## Work required
Across the material below, how many lines contain the word "Mean"? Give only the number.

## Data entries

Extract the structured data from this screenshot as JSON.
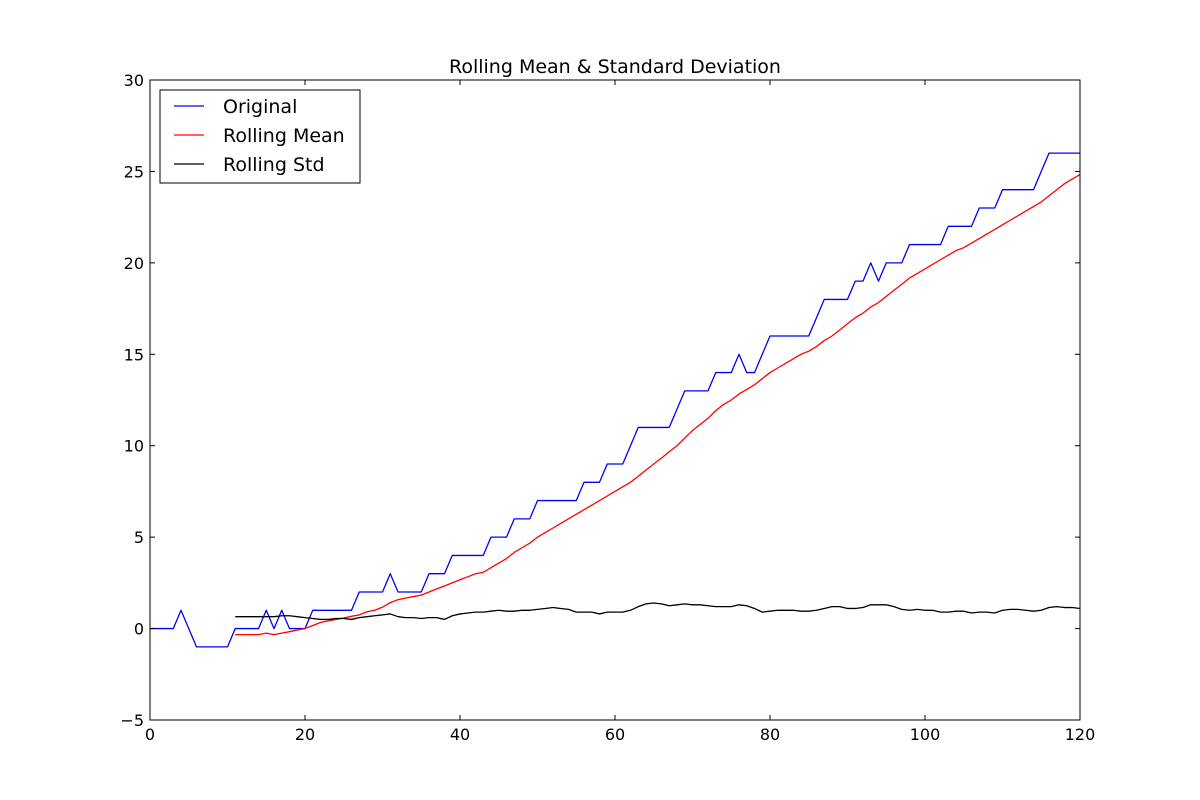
{
  "chart_data": {
    "type": "line",
    "title": "Rolling Mean & Standard Deviation",
    "xlabel": "",
    "ylabel": "",
    "xlim": [
      0,
      120
    ],
    "ylim": [
      -5,
      30
    ],
    "xticks": [
      0,
      20,
      40,
      60,
      80,
      100,
      120
    ],
    "yticks": [
      -5,
      0,
      5,
      10,
      15,
      20,
      25,
      30
    ],
    "xtick_labels": [
      "0",
      "20",
      "40",
      "60",
      "80",
      "100",
      "120"
    ],
    "ytick_labels": [
      "−5",
      "0",
      "5",
      "10",
      "15",
      "20",
      "25",
      "30"
    ],
    "grid": false,
    "legend_position": "top-left",
    "series": [
      {
        "name": "Original",
        "color": "#0000ff",
        "x": [
          0,
          1,
          2,
          3,
          4,
          5,
          6,
          7,
          8,
          9,
          10,
          11,
          12,
          13,
          14,
          15,
          16,
          17,
          18,
          19,
          20,
          21,
          22,
          23,
          24,
          25,
          26,
          27,
          28,
          29,
          30,
          31,
          32,
          33,
          34,
          35,
          36,
          37,
          38,
          39,
          40,
          41,
          42,
          43,
          44,
          45,
          46,
          47,
          48,
          49,
          50,
          51,
          52,
          53,
          54,
          55,
          56,
          57,
          58,
          59,
          60,
          61,
          62,
          63,
          64,
          65,
          66,
          67,
          68,
          69,
          70,
          71,
          72,
          73,
          74,
          75,
          76,
          77,
          78,
          79,
          80,
          81,
          82,
          83,
          84,
          85,
          86,
          87,
          88,
          89,
          90,
          91,
          92,
          93,
          94,
          95,
          96,
          97,
          98,
          99,
          100,
          101,
          102,
          103,
          104,
          105,
          106,
          107,
          108,
          109,
          110,
          111,
          112,
          113,
          114,
          115,
          116,
          117,
          118,
          119,
          120
        ],
        "y": [
          0,
          0,
          0,
          0,
          1,
          0,
          -1,
          -1,
          -1,
          -1,
          -1,
          0,
          0,
          0,
          0,
          1,
          0,
          1,
          0,
          0,
          0,
          1,
          1,
          1,
          1,
          1,
          1,
          2,
          2,
          2,
          2,
          3,
          2,
          2,
          2,
          2,
          3,
          3,
          3,
          4,
          4,
          4,
          4,
          4,
          5,
          5,
          5,
          6,
          6,
          6,
          7,
          7,
          7,
          7,
          7,
          7,
          8,
          8,
          8,
          9,
          9,
          9,
          10,
          11,
          11,
          11,
          11,
          11,
          12,
          13,
          13,
          13,
          13,
          14,
          14,
          14,
          15,
          14,
          14,
          15,
          16,
          16,
          16,
          16,
          16,
          16,
          17,
          18,
          18,
          18,
          18,
          19,
          19,
          20,
          19,
          20,
          20,
          20,
          21,
          21,
          21,
          21,
          21,
          22,
          22,
          22,
          22,
          23,
          23,
          23,
          24,
          24,
          24,
          24,
          24,
          25,
          26,
          26,
          26,
          26,
          26
        ]
      },
      {
        "name": "Rolling Mean",
        "color": "#ff0000",
        "x": [
          11,
          12,
          13,
          14,
          15,
          16,
          17,
          18,
          19,
          20,
          21,
          22,
          23,
          24,
          25,
          26,
          27,
          28,
          29,
          30,
          31,
          32,
          33,
          34,
          35,
          36,
          37,
          38,
          39,
          40,
          41,
          42,
          43,
          44,
          45,
          46,
          47,
          48,
          49,
          50,
          51,
          52,
          53,
          54,
          55,
          56,
          57,
          58,
          59,
          60,
          61,
          62,
          63,
          64,
          65,
          66,
          67,
          68,
          69,
          70,
          71,
          72,
          73,
          74,
          75,
          76,
          77,
          78,
          79,
          80,
          81,
          82,
          83,
          84,
          85,
          86,
          87,
          88,
          89,
          90,
          91,
          92,
          93,
          94,
          95,
          96,
          97,
          98,
          99,
          100,
          101,
          102,
          103,
          104,
          105,
          106,
          107,
          108,
          109,
          110,
          111,
          112,
          113,
          114,
          115,
          116,
          117,
          118,
          119,
          120
        ],
        "y": [
          -0.33,
          -0.33,
          -0.33,
          -0.33,
          -0.25,
          -0.33,
          -0.25,
          -0.17,
          -0.08,
          0,
          0.17,
          0.33,
          0.42,
          0.5,
          0.58,
          0.67,
          0.75,
          0.92,
          1,
          1.17,
          1.42,
          1.58,
          1.67,
          1.75,
          1.83,
          2,
          2.17,
          2.33,
          2.5,
          2.67,
          2.83,
          3,
          3.08,
          3.33,
          3.58,
          3.83,
          4.17,
          4.42,
          4.67,
          5,
          5.25,
          5.5,
          5.75,
          6,
          6.25,
          6.5,
          6.75,
          7,
          7.25,
          7.5,
          7.75,
          8,
          8.33,
          8.67,
          9,
          9.33,
          9.67,
          10,
          10.42,
          10.83,
          11.17,
          11.5,
          11.92,
          12.25,
          12.5,
          12.83,
          13.08,
          13.33,
          13.67,
          14,
          14.25,
          14.5,
          14.75,
          15,
          15.17,
          15.42,
          15.75,
          16,
          16.33,
          16.67,
          17,
          17.25,
          17.58,
          17.83,
          18.17,
          18.5,
          18.83,
          19.17,
          19.42,
          19.67,
          19.92,
          20.17,
          20.42,
          20.67,
          20.83,
          21.08,
          21.33,
          21.58,
          21.83,
          22.08,
          22.33,
          22.58,
          22.83,
          23.08,
          23.33,
          23.67,
          24,
          24.33,
          24.58,
          24.83
        ]
      },
      {
        "name": "Rolling Std",
        "color": "#000000",
        "x": [
          11,
          12,
          13,
          14,
          15,
          16,
          17,
          18,
          19,
          20,
          21,
          22,
          23,
          24,
          25,
          26,
          27,
          28,
          29,
          30,
          31,
          32,
          33,
          34,
          35,
          36,
          37,
          38,
          39,
          40,
          41,
          42,
          43,
          44,
          45,
          46,
          47,
          48,
          49,
          50,
          51,
          52,
          53,
          54,
          55,
          56,
          57,
          58,
          59,
          60,
          61,
          62,
          63,
          64,
          65,
          66,
          67,
          68,
          69,
          70,
          71,
          72,
          73,
          74,
          75,
          76,
          77,
          78,
          79,
          80,
          81,
          82,
          83,
          84,
          85,
          86,
          87,
          88,
          89,
          90,
          91,
          92,
          93,
          94,
          95,
          96,
          97,
          98,
          99,
          100,
          101,
          102,
          103,
          104,
          105,
          106,
          107,
          108,
          109,
          110,
          111,
          112,
          113,
          114,
          115,
          116,
          117,
          118,
          119,
          120
        ],
        "y": [
          0.65,
          0.65,
          0.65,
          0.65,
          0.65,
          0.65,
          0.7,
          0.7,
          0.65,
          0.6,
          0.55,
          0.5,
          0.5,
          0.55,
          0.55,
          0.5,
          0.6,
          0.65,
          0.7,
          0.75,
          0.8,
          0.65,
          0.6,
          0.6,
          0.55,
          0.6,
          0.6,
          0.5,
          0.7,
          0.8,
          0.85,
          0.9,
          0.9,
          0.95,
          1,
          0.95,
          0.95,
          1,
          1,
          1.05,
          1.1,
          1.15,
          1.1,
          1.05,
          0.9,
          0.9,
          0.9,
          0.8,
          0.9,
          0.9,
          0.9,
          1,
          1.2,
          1.35,
          1.4,
          1.35,
          1.25,
          1.3,
          1.35,
          1.3,
          1.3,
          1.25,
          1.2,
          1.2,
          1.2,
          1.3,
          1.25,
          1.1,
          0.9,
          0.95,
          1,
          1,
          1,
          0.95,
          0.95,
          1,
          1.1,
          1.2,
          1.2,
          1.1,
          1.1,
          1.15,
          1.3,
          1.3,
          1.3,
          1.2,
          1.05,
          1,
          1.05,
          1,
          1,
          0.9,
          0.9,
          0.95,
          0.95,
          0.85,
          0.9,
          0.9,
          0.85,
          1,
          1.05,
          1.05,
          1,
          0.95,
          1,
          1.15,
          1.2,
          1.15,
          1.15,
          1.1
        ]
      }
    ]
  }
}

## Output of the exercise
2